Data to process:
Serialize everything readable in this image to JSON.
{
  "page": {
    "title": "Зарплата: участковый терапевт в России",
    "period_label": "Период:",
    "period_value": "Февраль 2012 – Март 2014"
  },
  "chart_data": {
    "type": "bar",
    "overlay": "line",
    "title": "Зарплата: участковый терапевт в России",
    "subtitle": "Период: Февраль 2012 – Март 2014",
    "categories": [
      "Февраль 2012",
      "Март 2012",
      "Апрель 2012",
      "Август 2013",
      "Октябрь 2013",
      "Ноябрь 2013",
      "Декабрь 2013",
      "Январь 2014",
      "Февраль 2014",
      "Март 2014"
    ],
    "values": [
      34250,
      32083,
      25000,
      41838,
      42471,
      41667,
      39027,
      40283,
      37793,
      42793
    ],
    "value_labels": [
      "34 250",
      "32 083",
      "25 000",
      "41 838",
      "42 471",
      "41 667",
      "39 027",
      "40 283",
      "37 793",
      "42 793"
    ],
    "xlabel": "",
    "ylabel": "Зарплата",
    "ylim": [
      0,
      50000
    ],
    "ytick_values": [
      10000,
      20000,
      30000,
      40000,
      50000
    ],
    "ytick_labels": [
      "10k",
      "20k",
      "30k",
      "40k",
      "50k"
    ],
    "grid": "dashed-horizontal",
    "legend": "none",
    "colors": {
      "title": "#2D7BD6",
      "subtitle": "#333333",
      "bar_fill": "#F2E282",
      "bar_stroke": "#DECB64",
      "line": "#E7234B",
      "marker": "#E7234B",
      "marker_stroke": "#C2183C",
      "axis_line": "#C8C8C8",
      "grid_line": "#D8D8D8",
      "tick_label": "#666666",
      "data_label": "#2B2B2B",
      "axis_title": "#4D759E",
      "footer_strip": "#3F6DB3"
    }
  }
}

What is required:
Copy out the whole listing exactly; please set it all down.

Expected answer:
Serialize everything readable in this image to JSON.
{
  "page": {
    "title": "Зарплата: участковый терапевт в России",
    "period_label": "Период:",
    "period_value": "Февраль 2012 – Март 2014"
  },
  "chart_data": {
    "type": "bar",
    "overlay": "line",
    "title": "Зарплата: участковый терапевт в России",
    "subtitle": "Период: Февраль 2012 – Март 2014",
    "categories": [
      "Февраль 2012",
      "Март 2012",
      "Апрель 2012",
      "Август 2013",
      "Октябрь 2013",
      "Ноябрь 2013",
      "Декабрь 2013",
      "Январь 2014",
      "Февраль 2014",
      "Март 2014"
    ],
    "values": [
      34250,
      32083,
      25000,
      41838,
      42471,
      41667,
      39027,
      40283,
      37793,
      42793
    ],
    "value_labels": [
      "34 250",
      "32 083",
      "25 000",
      "41 838",
      "42 471",
      "41 667",
      "39 027",
      "40 283",
      "37 793",
      "42 793"
    ],
    "xlabel": "",
    "ylabel": "Зарплата",
    "ylim": [
      0,
      50000
    ],
    "ytick_values": [
      10000,
      20000,
      30000,
      40000,
      50000
    ],
    "ytick_labels": [
      "10k",
      "20k",
      "30k",
      "40k",
      "50k"
    ],
    "grid": "dashed-horizontal",
    "legend": "none",
    "colors": {
      "title": "#2D7BD6",
      "subtitle": "#333333",
      "bar_fill": "#F2E282",
      "bar_stroke": "#DECB64",
      "line": "#E7234B",
      "marker": "#E7234B",
      "marker_stroke": "#C2183C",
      "axis_line": "#C8C8C8",
      "grid_line": "#D8D8D8",
      "tick_label": "#666666",
      "data_label": "#2B2B2B",
      "axis_title": "#4D759E",
      "footer_strip": "#3F6DB3"
    }
  }
}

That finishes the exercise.